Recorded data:

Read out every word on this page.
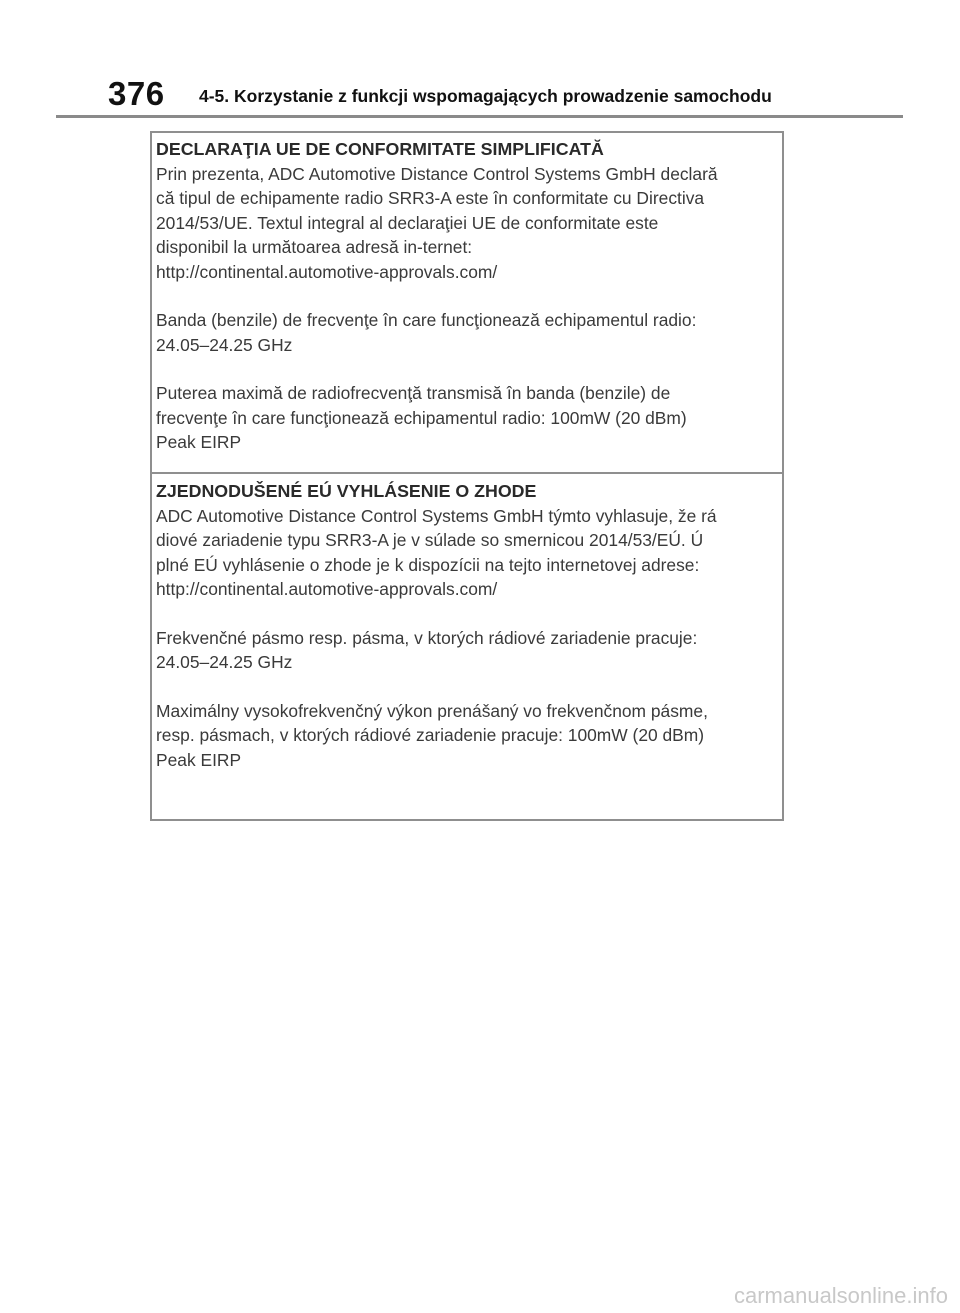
376 4-5. Korzystanie z funkcji wspomagających prowadzenie samochodu
DECLARAŢIA UE DE CONFORMITATE SIMPLIFICATĂ
Prin prezenta, ADC Automotive Distance Control Systems GmbH declară
că tipul de echipamente radio SRR3-A este în conformitate cu Directiva
2014/53/UE. Textul integral al declaraţiei UE de conformitate este
disponibil la următoarea adresă in-ternet:
http://continental.automotive-approvals.com/
Banda (benzile) de frecvenţe în care funcţionează echipamentul radio:
24.05–24.25 GHz
Puterea maximă de radiofrecvenţă transmisă în banda (benzile) de
frecvenţe în care funcţionează echipamentul radio: 100mW (20 dBm)
Peak EIRP
ZJEDNODUŠENÉ EÚ VYHLÁSENIE O ZHODE
ADC Automotive Distance Control Systems GmbH týmto vyhlasuje, že rá
diové zariadenie typu SRR3-A je v súlade so smernicou 2014/53/EÚ. Ú
plné EÚ vyhlásenie o zhode je k dispozícii na tejto internetovej adrese:
http://continental.automotive-approvals.com/
Frekvenčné pásmo resp. pásma, v ktorých rádiové zariadenie pracuje:
24.05–24.25 GHz
Maximálny vysokofrekvenčný výkon prenášaný vo frekvenčnom pásme,
resp. pásmach, v ktorých rádiové zariadenie pracuje: 100mW (20 dBm)
Peak EIRP
carmanualsonline.info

EXERCISE AIM
Without the pictures, retype the whole of the material above exactly.

ANSWER TO THIS TASK
Read out every word on this page.
376 4-5. Korzystanie z funkcji wspomagających prowadzenie samochodu
DECLARAŢIA UE DE CONFORMITATE SIMPLIFICATĂ
Prin prezenta, ADC Automotive Distance Control Systems GmbH declară
că tipul de echipamente radio SRR3-A este în conformitate cu Directiva
2014/53/UE. Textul integral al declaraţiei UE de conformitate este
disponibil la următoarea adresă in-ternet:
http://continental.automotive-approvals.com/
Banda (benzile) de frecvenţe în care funcţionează echipamentul radio:
24.05–24.25 GHz
Puterea maximă de radiofrecvenţă transmisă în banda (benzile) de
frecvenţe în care funcţionează echipamentul radio: 100mW (20 dBm)
Peak EIRP
ZJEDNODUŠENÉ EÚ VYHLÁSENIE O ZHODE
ADC Automotive Distance Control Systems GmbH týmto vyhlasuje, že rá
diové zariadenie typu SRR3-A je v súlade so smernicou 2014/53/EÚ. Ú
plné EÚ vyhlásenie o zhode je k dispozícii na tejto internetovej adrese:
http://continental.automotive-approvals.com/
Frekvenčné pásmo resp. pásma, v ktorých rádiové zariadenie pracuje:
24.05–24.25 GHz
Maximálny vysokofrekvenčný výkon prenášaný vo frekvenčnom pásme,
resp. pásmach, v ktorých rádiové zariadenie pracuje: 100mW (20 dBm)
Peak EIRP
carmanualsonline.info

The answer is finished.